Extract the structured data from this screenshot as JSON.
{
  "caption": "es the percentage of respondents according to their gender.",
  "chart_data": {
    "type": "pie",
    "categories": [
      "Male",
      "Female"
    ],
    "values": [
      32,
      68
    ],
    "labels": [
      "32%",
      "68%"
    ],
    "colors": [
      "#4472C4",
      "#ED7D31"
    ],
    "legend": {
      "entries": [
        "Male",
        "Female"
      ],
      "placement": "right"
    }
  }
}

— Task goal —
Write out every entry word for word.

— Right answer —
Extract the structured data from this screenshot as JSON.
{
  "caption": "es the percentage of respondents according to their gender.",
  "chart_data": {
    "type": "pie",
    "categories": [
      "Male",
      "Female"
    ],
    "values": [
      32,
      68
    ],
    "labels": [
      "32%",
      "68%"
    ],
    "colors": [
      "#4472C4",
      "#ED7D31"
    ],
    "legend": {
      "entries": [
        "Male",
        "Female"
      ],
      "placement": "right"
    }
  }
}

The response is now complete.